● **SHORT EXERCISE**
Below is a set of records; print all of them exactly as written.

— start —

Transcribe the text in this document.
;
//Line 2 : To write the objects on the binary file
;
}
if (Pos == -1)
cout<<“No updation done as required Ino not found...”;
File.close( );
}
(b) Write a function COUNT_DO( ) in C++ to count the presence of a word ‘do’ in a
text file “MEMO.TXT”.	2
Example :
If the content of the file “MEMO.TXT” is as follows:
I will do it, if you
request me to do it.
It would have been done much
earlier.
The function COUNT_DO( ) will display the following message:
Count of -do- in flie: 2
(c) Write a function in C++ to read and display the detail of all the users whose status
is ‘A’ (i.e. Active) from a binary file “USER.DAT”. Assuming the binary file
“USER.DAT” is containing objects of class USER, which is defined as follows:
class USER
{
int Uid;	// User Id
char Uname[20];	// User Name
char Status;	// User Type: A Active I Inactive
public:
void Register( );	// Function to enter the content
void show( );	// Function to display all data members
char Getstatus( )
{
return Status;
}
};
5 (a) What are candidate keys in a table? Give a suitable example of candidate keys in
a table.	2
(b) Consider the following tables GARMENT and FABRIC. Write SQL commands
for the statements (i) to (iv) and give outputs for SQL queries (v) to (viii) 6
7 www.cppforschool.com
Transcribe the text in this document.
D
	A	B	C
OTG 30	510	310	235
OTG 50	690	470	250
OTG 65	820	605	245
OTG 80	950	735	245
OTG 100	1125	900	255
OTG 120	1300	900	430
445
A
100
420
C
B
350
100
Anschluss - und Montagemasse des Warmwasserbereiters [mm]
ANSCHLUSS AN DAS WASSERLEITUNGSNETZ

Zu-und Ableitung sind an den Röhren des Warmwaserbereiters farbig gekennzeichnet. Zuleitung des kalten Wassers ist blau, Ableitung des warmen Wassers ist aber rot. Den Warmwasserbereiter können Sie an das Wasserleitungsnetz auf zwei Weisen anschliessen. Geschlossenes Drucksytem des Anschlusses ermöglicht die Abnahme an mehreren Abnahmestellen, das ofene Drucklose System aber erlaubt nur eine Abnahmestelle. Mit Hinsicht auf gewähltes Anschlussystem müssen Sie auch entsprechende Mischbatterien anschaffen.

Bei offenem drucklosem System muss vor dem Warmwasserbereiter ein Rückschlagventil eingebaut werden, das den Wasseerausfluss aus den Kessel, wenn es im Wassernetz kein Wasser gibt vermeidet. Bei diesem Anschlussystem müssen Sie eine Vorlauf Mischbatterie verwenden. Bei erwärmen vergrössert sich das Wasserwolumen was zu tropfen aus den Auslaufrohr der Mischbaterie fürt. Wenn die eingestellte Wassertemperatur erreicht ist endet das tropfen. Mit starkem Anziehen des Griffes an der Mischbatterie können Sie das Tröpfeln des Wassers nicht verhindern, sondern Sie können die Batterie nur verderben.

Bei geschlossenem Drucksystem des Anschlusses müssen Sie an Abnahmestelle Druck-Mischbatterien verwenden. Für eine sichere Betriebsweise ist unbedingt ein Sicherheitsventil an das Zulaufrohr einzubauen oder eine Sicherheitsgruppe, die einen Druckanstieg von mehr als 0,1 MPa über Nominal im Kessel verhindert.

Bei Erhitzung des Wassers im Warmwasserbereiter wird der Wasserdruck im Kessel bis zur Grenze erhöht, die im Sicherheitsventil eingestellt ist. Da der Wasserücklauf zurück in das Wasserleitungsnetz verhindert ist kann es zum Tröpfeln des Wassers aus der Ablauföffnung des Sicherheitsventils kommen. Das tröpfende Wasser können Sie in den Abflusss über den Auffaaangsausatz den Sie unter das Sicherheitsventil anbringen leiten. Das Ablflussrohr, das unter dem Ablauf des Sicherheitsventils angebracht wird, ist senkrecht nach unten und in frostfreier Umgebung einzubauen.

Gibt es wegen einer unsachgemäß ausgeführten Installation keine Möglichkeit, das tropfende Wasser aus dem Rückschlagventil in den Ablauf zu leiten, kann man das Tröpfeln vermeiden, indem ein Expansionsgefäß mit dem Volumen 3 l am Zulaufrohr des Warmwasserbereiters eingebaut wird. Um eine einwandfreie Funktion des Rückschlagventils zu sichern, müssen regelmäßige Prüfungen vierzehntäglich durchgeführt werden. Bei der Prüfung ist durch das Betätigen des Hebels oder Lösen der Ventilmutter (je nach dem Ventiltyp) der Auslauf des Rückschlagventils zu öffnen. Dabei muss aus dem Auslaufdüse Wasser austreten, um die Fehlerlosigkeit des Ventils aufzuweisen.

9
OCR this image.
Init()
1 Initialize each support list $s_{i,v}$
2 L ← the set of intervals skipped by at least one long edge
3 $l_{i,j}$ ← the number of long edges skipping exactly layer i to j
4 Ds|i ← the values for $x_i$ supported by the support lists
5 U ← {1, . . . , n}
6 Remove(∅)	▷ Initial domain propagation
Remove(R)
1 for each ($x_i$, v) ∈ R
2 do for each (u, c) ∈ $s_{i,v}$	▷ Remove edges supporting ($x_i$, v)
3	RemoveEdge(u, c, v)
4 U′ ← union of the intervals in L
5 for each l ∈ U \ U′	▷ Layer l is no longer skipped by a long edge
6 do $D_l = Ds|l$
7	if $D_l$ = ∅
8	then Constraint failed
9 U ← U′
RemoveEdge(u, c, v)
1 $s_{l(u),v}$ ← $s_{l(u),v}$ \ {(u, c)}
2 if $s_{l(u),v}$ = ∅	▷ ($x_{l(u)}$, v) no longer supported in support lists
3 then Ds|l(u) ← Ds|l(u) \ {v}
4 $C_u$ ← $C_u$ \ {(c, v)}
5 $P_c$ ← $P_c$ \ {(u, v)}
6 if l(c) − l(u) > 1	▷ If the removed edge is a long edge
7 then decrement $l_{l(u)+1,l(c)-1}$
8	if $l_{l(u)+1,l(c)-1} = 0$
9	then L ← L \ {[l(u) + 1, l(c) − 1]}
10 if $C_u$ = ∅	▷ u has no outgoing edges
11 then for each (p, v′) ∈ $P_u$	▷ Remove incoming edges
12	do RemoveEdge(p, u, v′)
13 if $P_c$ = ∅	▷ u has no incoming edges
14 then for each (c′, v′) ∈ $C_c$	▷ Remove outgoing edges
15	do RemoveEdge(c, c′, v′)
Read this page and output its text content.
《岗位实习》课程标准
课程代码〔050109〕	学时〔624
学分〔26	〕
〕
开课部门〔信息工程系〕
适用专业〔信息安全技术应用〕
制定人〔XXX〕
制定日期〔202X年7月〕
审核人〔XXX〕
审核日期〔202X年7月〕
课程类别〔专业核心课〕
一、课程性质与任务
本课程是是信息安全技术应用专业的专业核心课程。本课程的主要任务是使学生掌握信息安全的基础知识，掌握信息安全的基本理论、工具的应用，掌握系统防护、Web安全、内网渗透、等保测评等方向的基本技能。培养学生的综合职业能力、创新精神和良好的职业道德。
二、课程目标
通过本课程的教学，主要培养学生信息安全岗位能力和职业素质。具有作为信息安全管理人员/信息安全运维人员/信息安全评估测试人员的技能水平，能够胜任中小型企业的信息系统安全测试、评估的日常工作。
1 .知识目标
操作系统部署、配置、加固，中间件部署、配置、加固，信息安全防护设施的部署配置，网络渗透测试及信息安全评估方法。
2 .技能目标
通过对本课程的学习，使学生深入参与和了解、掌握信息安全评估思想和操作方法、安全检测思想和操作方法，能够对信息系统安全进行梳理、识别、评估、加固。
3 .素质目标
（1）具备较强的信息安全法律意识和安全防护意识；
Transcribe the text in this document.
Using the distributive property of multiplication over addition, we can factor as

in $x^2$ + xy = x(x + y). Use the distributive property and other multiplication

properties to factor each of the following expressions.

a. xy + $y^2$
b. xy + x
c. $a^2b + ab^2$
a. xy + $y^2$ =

— end —

● **WRITTEN ANSWER**
Transcribe the text in this document.
;
//Line 2 : To write the objects on the binary file
;
}
if (Pos == -1)
cout<<“No updation done as required Ino not found...”;
File.close( );
}
(b) Write a function COUNT_DO( ) in C++ to count the presence of a word ‘do’ in a
text file “MEMO.TXT”.	2
Example :
If the content of the file “MEMO.TXT” is as follows:
I will do it, if you
request me to do it.
It would have been done much
earlier.
The function COUNT_DO( ) will display the following message:
Count of -do- in flie: 2
(c) Write a function in C++ to read and display the detail of all the users whose status
is ‘A’ (i.e. Active) from a binary file “USER.DAT”. Assuming the binary file
“USER.DAT” is containing objects of class USER, which is defined as follows:
class USER
{
int Uid;	// User Id
char Uname[20];	// User Name
char Status;	// User Type: A Active I Inactive
public:
void Register( );	// Function to enter the content
void show( );	// Function to display all data members
char Getstatus( )
{
return Status;
}
};
5 (a) What are candidate keys in a table? Give a suitable example of candidate keys in
a table.	2
(b) Consider the following tables GARMENT and FABRIC. Write SQL commands
for the statements (i) to (iv) and give outputs for SQL queries (v) to (viii) 6
7 www.cppforschool.com
Transcribe the text in this document.
D
	A	B	C
OTG 30	510	310	235
OTG 50	690	470	250
OTG 65	820	605	245
OTG 80	950	735	245
OTG 100	1125	900	255
OTG 120	1300	900	430
445
A
100
420
C
B
350
100
Anschluss - und Montagemasse des Warmwasserbereiters [mm]
ANSCHLUSS AN DAS WASSERLEITUNGSNETZ

Zu-und Ableitung sind an den Röhren des Warmwaserbereiters farbig gekennzeichnet. Zuleitung des kalten Wassers ist blau, Ableitung des warmen Wassers ist aber rot. Den Warmwasserbereiter können Sie an das Wasserleitungsnetz auf zwei Weisen anschliessen. Geschlossenes Drucksytem des Anschlusses ermöglicht die Abnahme an mehreren Abnahmestellen, das ofene Drucklose System aber erlaubt nur eine Abnahmestelle. Mit Hinsicht auf gewähltes Anschlussystem müssen Sie auch entsprechende Mischbatterien anschaffen.

Bei offenem drucklosem System muss vor dem Warmwasserbereiter ein Rückschlagventil eingebaut werden, das den Wasseerausfluss aus den Kessel, wenn es im Wassernetz kein Wasser gibt vermeidet. Bei diesem Anschlussystem müssen Sie eine Vorlauf Mischbatterie verwenden. Bei erwärmen vergrössert sich das Wasserwolumen was zu tropfen aus den Auslaufrohr der Mischbaterie fürt. Wenn die eingestellte Wassertemperatur erreicht ist endet das tropfen. Mit starkem Anziehen des Griffes an der Mischbatterie können Sie das Tröpfeln des Wassers nicht verhindern, sondern Sie können die Batterie nur verderben.

Bei geschlossenem Drucksystem des Anschlusses müssen Sie an Abnahmestelle Druck-Mischbatterien verwenden. Für eine sichere Betriebsweise ist unbedingt ein Sicherheitsventil an das Zulaufrohr einzubauen oder eine Sicherheitsgruppe, die einen Druckanstieg von mehr als 0,1 MPa über Nominal im Kessel verhindert.

Bei Erhitzung des Wassers im Warmwasserbereiter wird der Wasserdruck im Kessel bis zur Grenze erhöht, die im Sicherheitsventil eingestellt ist. Da der Wasserücklauf zurück in das Wasserleitungsnetz verhindert ist kann es zum Tröpfeln des Wassers aus der Ablauföffnung des Sicherheitsventils kommen. Das tröpfende Wasser können Sie in den Abflusss über den Auffaaangsausatz den Sie unter das Sicherheitsventil anbringen leiten. Das Ablflussrohr, das unter dem Ablauf des Sicherheitsventils angebracht wird, ist senkrecht nach unten und in frostfreier Umgebung einzubauen.

Gibt es wegen einer unsachgemäß ausgeführten Installation keine Möglichkeit, das tropfende Wasser aus dem Rückschlagventil in den Ablauf zu leiten, kann man das Tröpfeln vermeiden, indem ein Expansionsgefäß mit dem Volumen 3 l am Zulaufrohr des Warmwasserbereiters eingebaut wird. Um eine einwandfreie Funktion des Rückschlagventils zu sichern, müssen regelmäßige Prüfungen vierzehntäglich durchgeführt werden. Bei der Prüfung ist durch das Betätigen des Hebels oder Lösen der Ventilmutter (je nach dem Ventiltyp) der Auslauf des Rückschlagventils zu öffnen. Dabei muss aus dem Auslaufdüse Wasser austreten, um die Fehlerlosigkeit des Ventils aufzuweisen.

9
OCR this image.
Init()
1 Initialize each support list $s_{i,v}$
2 L ← the set of intervals skipped by at least one long edge
3 $l_{i,j}$ ← the number of long edges skipping exactly layer i to j
4 Ds|i ← the values for $x_i$ supported by the support lists
5 U ← {1, . . . , n}
6 Remove(∅)	▷ Initial domain propagation
Remove(R)
1 for each ($x_i$, v) ∈ R
2 do for each (u, c) ∈ $s_{i,v}$	▷ Remove edges supporting ($x_i$, v)
3	RemoveEdge(u, c, v)
4 U′ ← union of the intervals in L
5 for each l ∈ U \ U′	▷ Layer l is no longer skipped by a long edge
6 do $D_l = Ds|l$
7	if $D_l$ = ∅
8	then Constraint failed
9 U ← U′
RemoveEdge(u, c, v)
1 $s_{l(u),v}$ ← $s_{l(u),v}$ \ {(u, c)}
2 if $s_{l(u),v}$ = ∅	▷ ($x_{l(u)}$, v) no longer supported in support lists
3 then Ds|l(u) ← Ds|l(u) \ {v}
4 $C_u$ ← $C_u$ \ {(c, v)}
5 $P_c$ ← $P_c$ \ {(u, v)}
6 if l(c) − l(u) > 1	▷ If the removed edge is a long edge
7 then decrement $l_{l(u)+1,l(c)-1}$
8	if $l_{l(u)+1,l(c)-1} = 0$
9	then L ← L \ {[l(u) + 1, l(c) − 1]}
10 if $C_u$ = ∅	▷ u has no outgoing edges
11 then for each (p, v′) ∈ $P_u$	▷ Remove incoming edges
12	do RemoveEdge(p, u, v′)
13 if $P_c$ = ∅	▷ u has no incoming edges
14 then for each (c′, v′) ∈ $C_c$	▷ Remove outgoing edges
15	do RemoveEdge(c, c′, v′)
Read this page and output its text content.
《岗位实习》课程标准
课程代码〔050109〕	学时〔624
学分〔26	〕
〕
开课部门〔信息工程系〕
适用专业〔信息安全技术应用〕
制定人〔XXX〕
制定日期〔202X年7月〕
审核人〔XXX〕
审核日期〔202X年7月〕
课程类别〔专业核心课〕
一、课程性质与任务
本课程是是信息安全技术应用专业的专业核心课程。本课程的主要任务是使学生掌握信息安全的基础知识，掌握信息安全的基本理论、工具的应用，掌握系统防护、Web安全、内网渗透、等保测评等方向的基本技能。培养学生的综合职业能力、创新精神和良好的职业道德。
二、课程目标
通过本课程的教学，主要培养学生信息安全岗位能力和职业素质。具有作为信息安全管理人员/信息安全运维人员/信息安全评估测试人员的技能水平，能够胜任中小型企业的信息系统安全测试、评估的日常工作。
1 .知识目标
操作系统部署、配置、加固，中间件部署、配置、加固，信息安全防护设施的部署配置，网络渗透测试及信息安全评估方法。
2 .技能目标
通过对本课程的学习，使学生深入参与和了解、掌握信息安全评估思想和操作方法、安全检测思想和操作方法，能够对信息系统安全进行梳理、识别、评估、加固。
3 .素质目标
（1）具备较强的信息安全法律意识和安全防护意识；
Transcribe the text in this document.
Using the distributive property of multiplication over addition, we can factor as

in $x^2$ + xy = x(x + y). Use the distributive property and other multiplication

properties to factor each of the following expressions.

a. xy + $y^2$
b. xy + x
c. $a^2b + ab^2$
a. xy + $y^2$ =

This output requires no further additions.